◆ TEXTAUSZUG
........

# Garantie knapp ausgelaufen...Kulanz möglich?



## chill_eule (14. August 2022)

Moin @be quiet! Support 

Ich versuch es erstmal hier über den "kurzen Dienstweg" 

Ich habe am 27.06.2019 ein Dark Base 700 bei Mindfactory bestellt, Rechnugsdatum ist der 28.06.2019.

Nun ist eure Herstellergarantie leider seit knapp 8 Wochen ausgelaufen und just in diesen Tagen fängt einer der vorinstallieren Silent Wings 3 an die Grätsche zu machen.
Klingt nach einem Lagerschaden, denn je nach Drehzahl ist mal ein _schleifendes_, mal ein _quietschendes_ (wie Vogelzwitschern) Geräusch.
Die Ursache ist auch eindeutig dieser eine SW3, alle anderen Lüfter (auch die nachgekauften) habe ich im Betrieb testweise bei unterschiedlichen Drehzahlen angehalten.

Nun meine Frage:
Fallen die Lüfter überhaupt unter die Garantie?
Und da diese nun grad eben ausgelaufen ist:
Pech gehabt oder seid ihr da kulant und gewährt einen Austausch von einem SW3?

MfG

Eule

PS: Die Rechung lasse ich euch natürlich zukommen, bei Bedarf


----------



## be quiet! Support (15. August 2022)

Hi Eule,

klar, bekommen wir noch was hin.

........

◆ GESPEICHERTE EINTRÄGE
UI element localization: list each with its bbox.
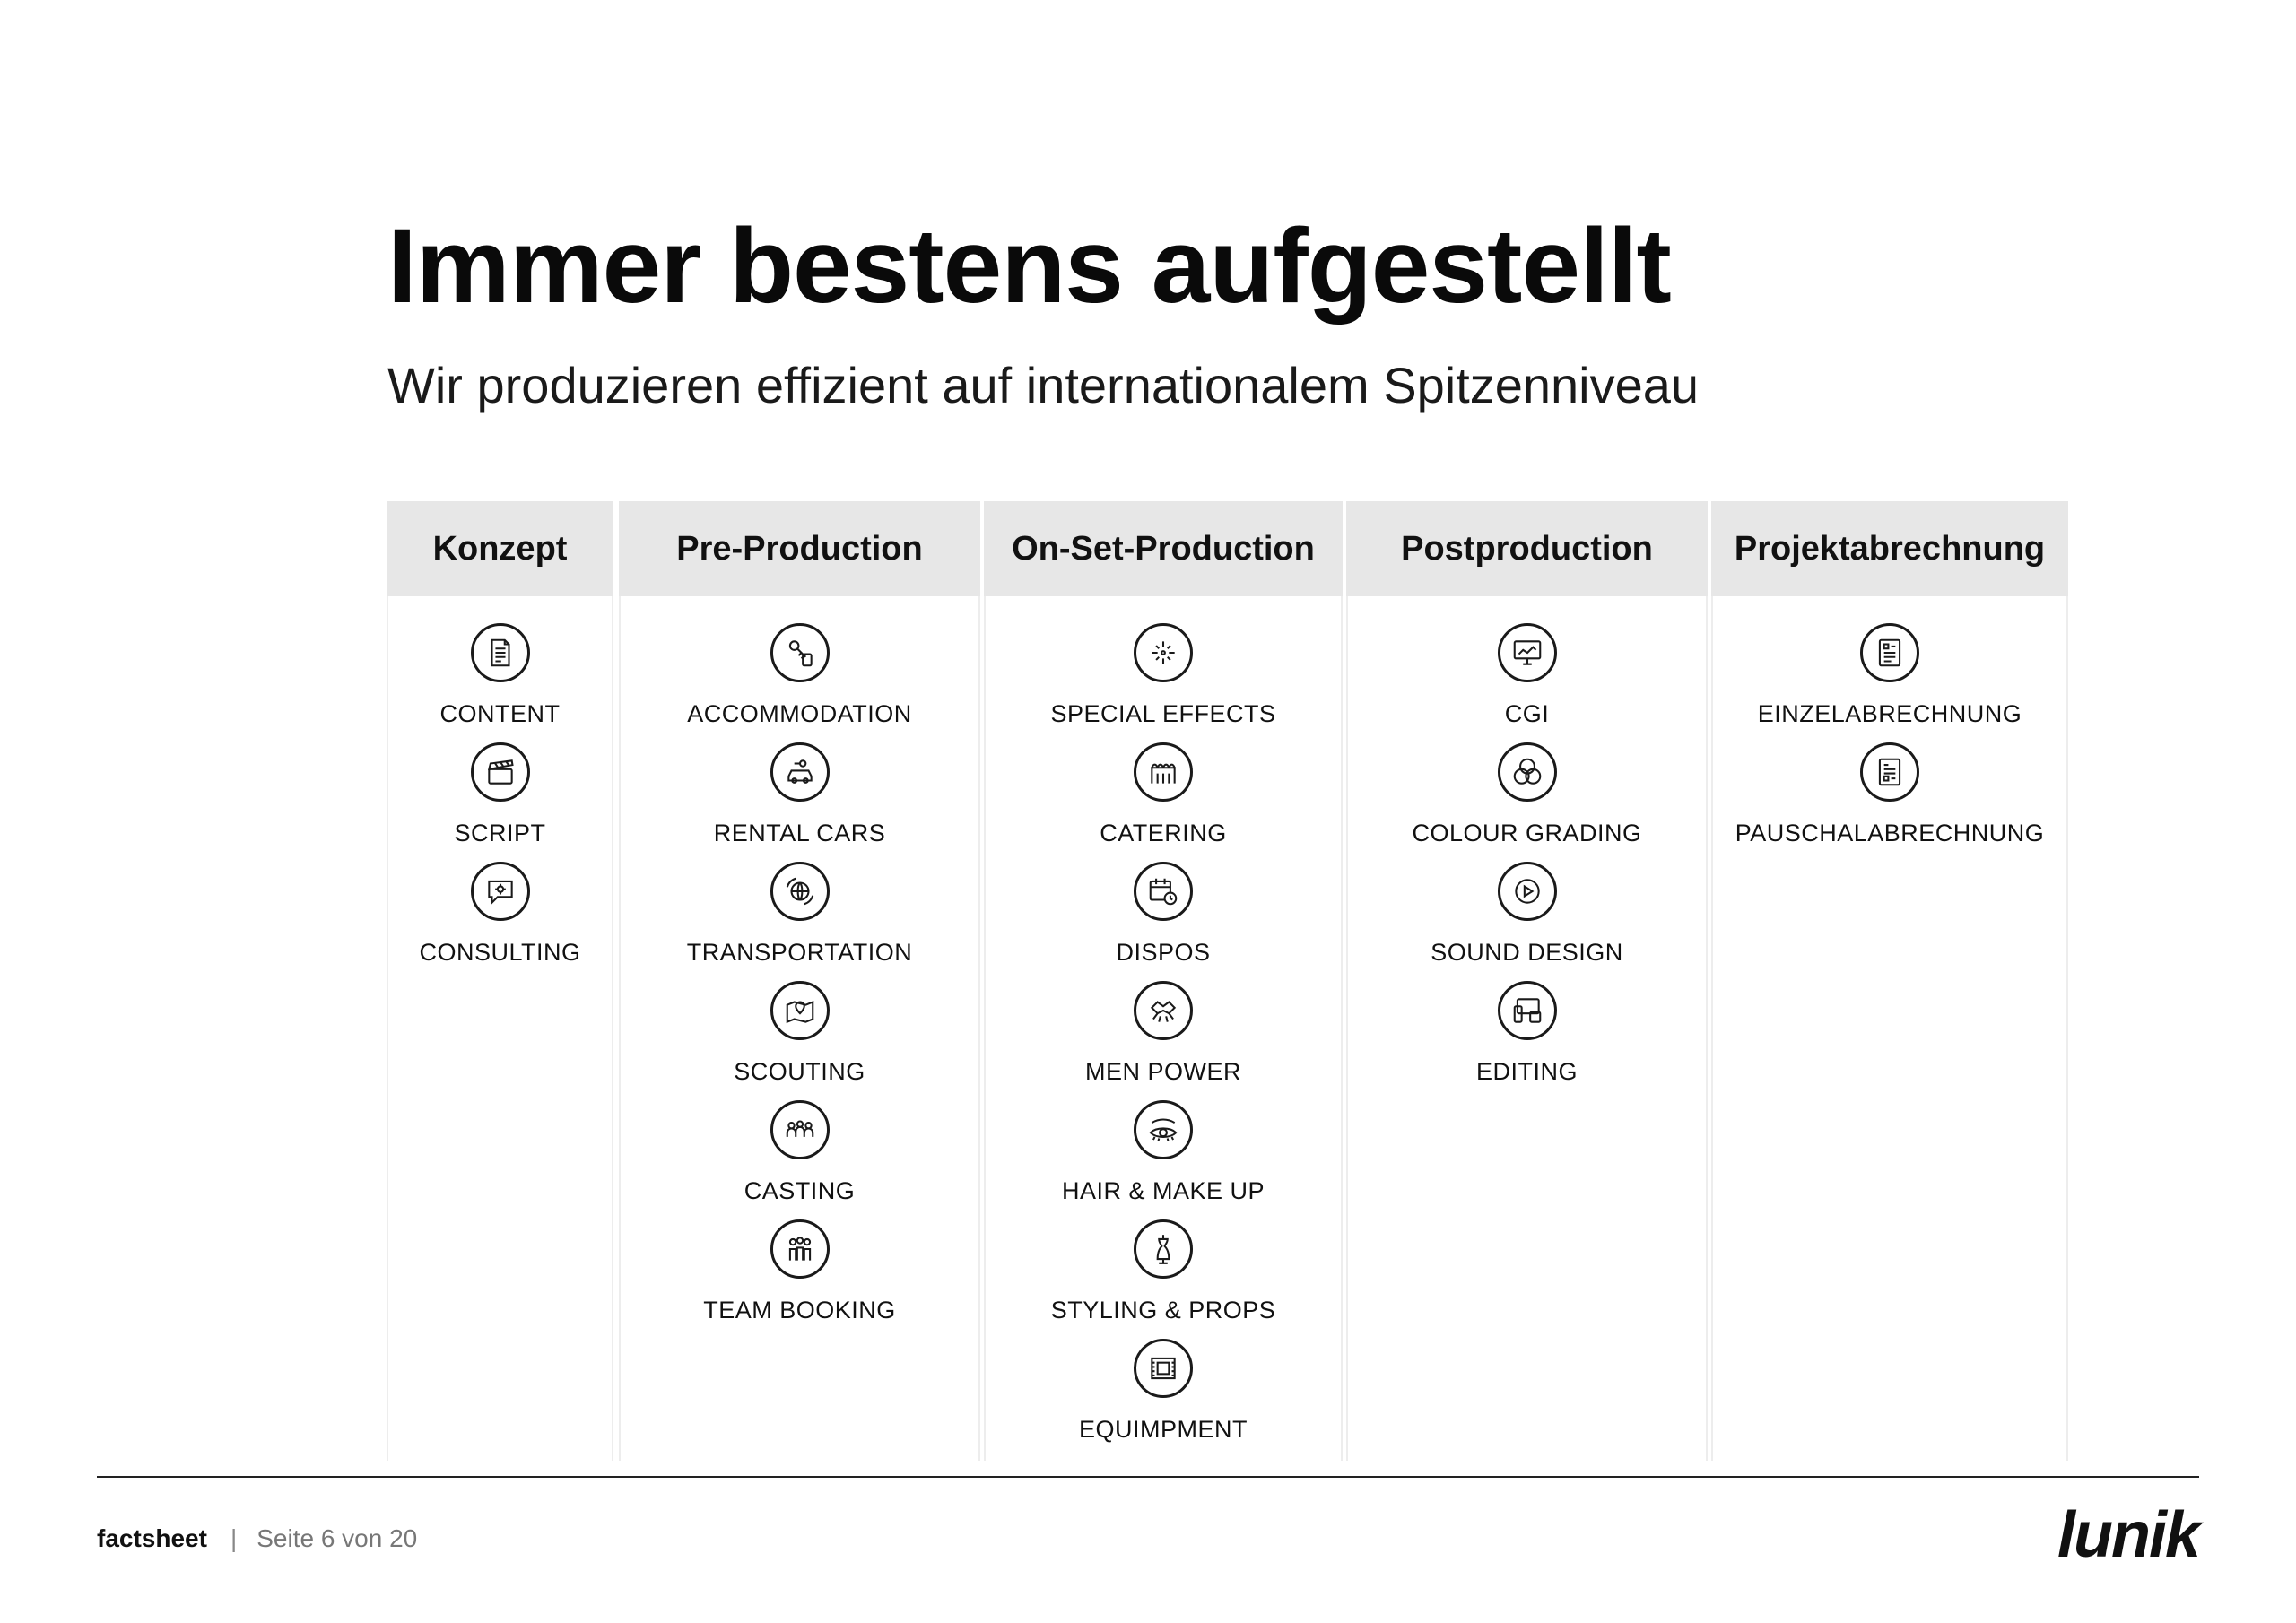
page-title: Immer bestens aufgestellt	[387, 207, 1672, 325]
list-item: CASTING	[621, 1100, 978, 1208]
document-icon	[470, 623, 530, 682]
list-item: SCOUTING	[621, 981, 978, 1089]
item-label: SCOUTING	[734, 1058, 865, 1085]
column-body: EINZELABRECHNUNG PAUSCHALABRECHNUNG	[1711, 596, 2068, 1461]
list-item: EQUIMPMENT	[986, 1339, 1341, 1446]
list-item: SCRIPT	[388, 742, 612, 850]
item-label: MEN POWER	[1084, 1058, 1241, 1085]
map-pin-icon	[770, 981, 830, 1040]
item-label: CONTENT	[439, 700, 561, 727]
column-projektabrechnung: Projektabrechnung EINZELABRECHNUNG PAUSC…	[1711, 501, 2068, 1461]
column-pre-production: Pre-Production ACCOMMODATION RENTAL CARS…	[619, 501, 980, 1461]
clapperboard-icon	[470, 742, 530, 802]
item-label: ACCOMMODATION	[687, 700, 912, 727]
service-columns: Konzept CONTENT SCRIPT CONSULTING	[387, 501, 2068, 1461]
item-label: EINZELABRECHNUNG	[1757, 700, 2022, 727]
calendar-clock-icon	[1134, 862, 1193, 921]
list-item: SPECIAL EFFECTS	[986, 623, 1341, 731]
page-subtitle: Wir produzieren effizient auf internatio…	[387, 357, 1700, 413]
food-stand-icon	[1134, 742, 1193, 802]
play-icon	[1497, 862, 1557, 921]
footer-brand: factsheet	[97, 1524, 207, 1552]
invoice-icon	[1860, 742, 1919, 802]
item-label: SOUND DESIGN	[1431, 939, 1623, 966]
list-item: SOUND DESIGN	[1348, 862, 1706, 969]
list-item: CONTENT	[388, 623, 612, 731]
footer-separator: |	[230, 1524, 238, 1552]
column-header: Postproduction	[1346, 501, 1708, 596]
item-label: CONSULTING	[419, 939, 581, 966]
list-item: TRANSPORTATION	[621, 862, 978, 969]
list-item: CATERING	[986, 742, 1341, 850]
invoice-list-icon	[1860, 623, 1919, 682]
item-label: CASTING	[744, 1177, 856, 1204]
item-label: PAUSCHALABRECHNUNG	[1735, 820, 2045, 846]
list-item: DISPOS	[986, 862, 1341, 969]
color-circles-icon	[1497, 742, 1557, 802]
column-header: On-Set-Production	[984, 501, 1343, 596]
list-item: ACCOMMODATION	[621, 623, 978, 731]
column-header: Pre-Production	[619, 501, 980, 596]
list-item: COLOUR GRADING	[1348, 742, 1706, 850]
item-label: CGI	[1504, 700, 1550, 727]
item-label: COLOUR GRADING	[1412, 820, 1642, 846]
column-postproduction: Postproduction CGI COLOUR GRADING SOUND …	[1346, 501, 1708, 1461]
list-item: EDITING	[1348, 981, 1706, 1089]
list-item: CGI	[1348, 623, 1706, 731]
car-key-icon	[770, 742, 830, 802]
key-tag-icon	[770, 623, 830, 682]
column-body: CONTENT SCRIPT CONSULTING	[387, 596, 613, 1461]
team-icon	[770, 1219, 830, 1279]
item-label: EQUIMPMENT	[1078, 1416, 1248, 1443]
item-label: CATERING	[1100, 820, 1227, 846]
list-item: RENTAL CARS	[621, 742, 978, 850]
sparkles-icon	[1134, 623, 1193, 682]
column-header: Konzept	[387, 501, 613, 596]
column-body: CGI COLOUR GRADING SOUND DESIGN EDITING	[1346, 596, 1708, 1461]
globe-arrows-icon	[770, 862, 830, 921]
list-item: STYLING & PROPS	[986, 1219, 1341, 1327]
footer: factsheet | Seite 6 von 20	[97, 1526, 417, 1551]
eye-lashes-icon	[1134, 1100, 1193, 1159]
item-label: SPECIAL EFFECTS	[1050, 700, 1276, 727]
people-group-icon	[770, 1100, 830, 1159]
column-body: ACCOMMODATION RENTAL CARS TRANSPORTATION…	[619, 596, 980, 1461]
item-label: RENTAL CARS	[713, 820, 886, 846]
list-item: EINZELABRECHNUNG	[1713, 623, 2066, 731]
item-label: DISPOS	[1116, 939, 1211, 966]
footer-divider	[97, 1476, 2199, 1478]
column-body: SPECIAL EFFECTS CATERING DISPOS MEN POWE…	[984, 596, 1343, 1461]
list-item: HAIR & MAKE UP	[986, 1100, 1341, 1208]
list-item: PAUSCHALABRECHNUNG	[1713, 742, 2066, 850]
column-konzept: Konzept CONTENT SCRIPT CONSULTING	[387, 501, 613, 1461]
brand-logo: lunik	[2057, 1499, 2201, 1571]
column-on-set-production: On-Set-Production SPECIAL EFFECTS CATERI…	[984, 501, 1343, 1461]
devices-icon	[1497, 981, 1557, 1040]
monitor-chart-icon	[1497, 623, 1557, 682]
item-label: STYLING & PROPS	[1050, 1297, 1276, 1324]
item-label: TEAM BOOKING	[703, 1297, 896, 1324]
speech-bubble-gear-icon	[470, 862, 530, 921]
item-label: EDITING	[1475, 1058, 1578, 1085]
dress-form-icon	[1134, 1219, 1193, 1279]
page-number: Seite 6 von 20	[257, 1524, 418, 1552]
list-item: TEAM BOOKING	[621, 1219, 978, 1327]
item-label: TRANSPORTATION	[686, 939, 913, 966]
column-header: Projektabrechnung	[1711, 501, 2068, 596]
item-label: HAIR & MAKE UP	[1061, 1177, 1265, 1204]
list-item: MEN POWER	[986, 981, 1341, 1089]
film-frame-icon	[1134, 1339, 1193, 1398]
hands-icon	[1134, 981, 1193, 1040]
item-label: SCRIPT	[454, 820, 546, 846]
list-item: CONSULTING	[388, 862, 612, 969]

........

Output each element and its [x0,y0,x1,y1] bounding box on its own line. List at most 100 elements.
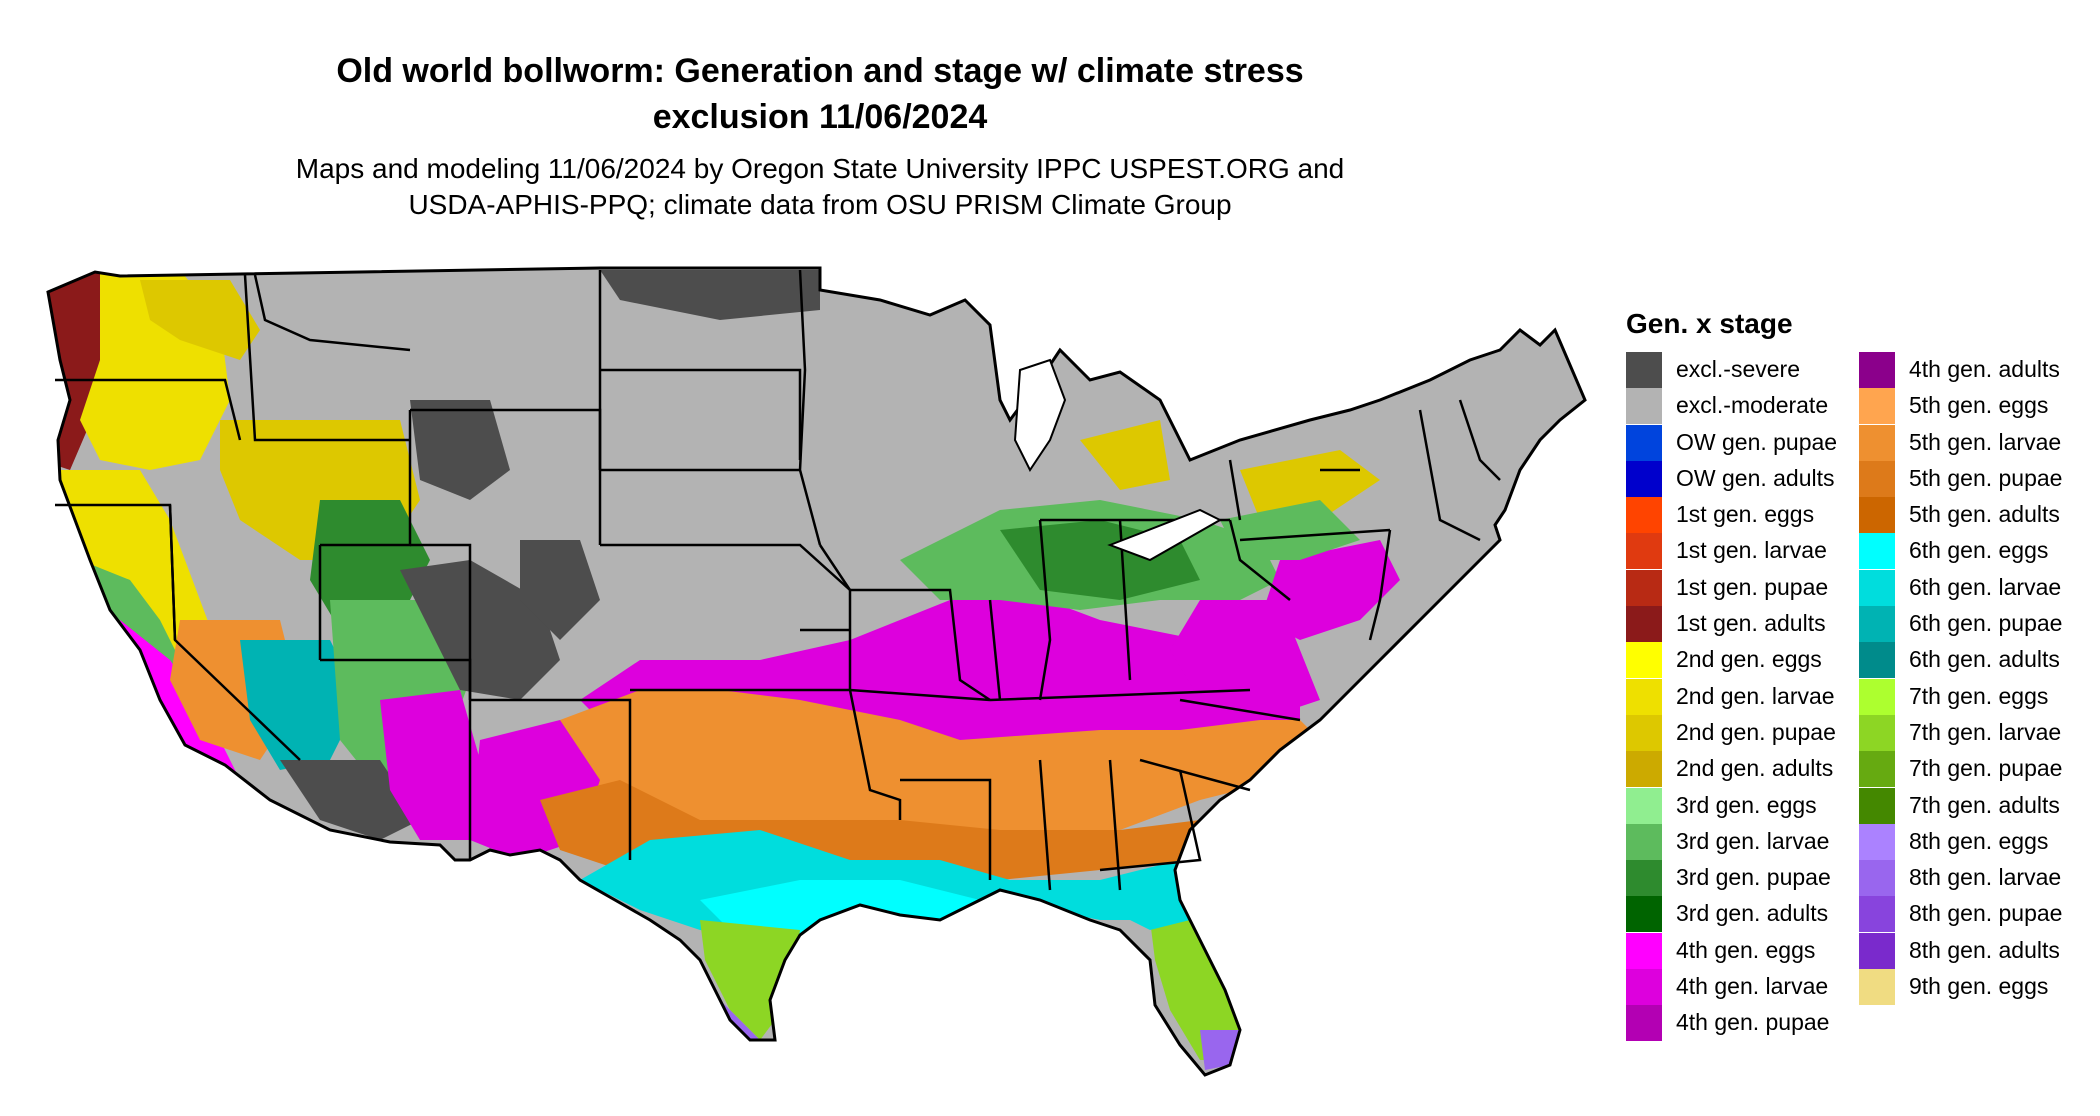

........

◆ AUFGABENLISTE
a. Geben Sie aus dem Forenthread zur Garantie alles von „Moin @be quiet!“ bis hinunter zu „unterschiedlichen Drehzahlen angehalten.“ wortgetreu aus.
b. Knüpfen Sie an das Ende des Forenthreads zur Garantie an und führen Sie ihn weiter.

◆ ERGEBNISSE
a.
Moin @be quiet! Support 

Ich versuch es erstmal hier über den "kurzen Dienstweg" 

Ich habe am 27.06.2019 ein Dark Base 700 bei Mindfactory bestellt, Rechnugsdatum ist der 28.06.2019.

Nun ist eure Herstellergarantie leider seit knapp 8 Wochen ausgelaufen und just in diesen Tagen fängt einer der vorinstallieren Silent Wings 3 an die Grätsche zu machen.
Klingt nach einem Lagerschaden, denn je nach Drehzahl ist mal ein _schleifendes_, mal ein _quietschendes_ (wie Vogelzwitschern) Geräusch.
Die Ursache ist auch eindeutig dieser eine SW3, alle anderen Lüfter (auch die nachgekauften) habe ich im Betrieb testweise bei unterschiedlichen Drehzahlen angehalten.

b.
Schick mir gerne einmal per PN deine Mailadresse dann schreib ich dir alles weitere.

VG
Marco


----------



## Mastermind83 (15. August 2022)

be quiet! Support schrieb:


> Hi Eule,
> 
> klar, bekommen wir noch was hin.
> Schick mir gerne einmal per PN deine Mailadresse dann schreib ich dir alles weitere.
> ...



Hallo bequiet Team,

Alles gute zum 20 Jährigen !!!


----------



## chill_eule (16. August 2022)

Yay!

So geht Kundenservice!

Morgen schon wird mein neuer Lüfter losgeschickt 

Danke an Be Quiet! bzw. Marco


----------



## chill_eule (18. August 2022)

Und schon ist das Paket angekommen


----------



## be quiet! Support (22. August 2022)

Perfekt. Freut mich das alles geklappt hat.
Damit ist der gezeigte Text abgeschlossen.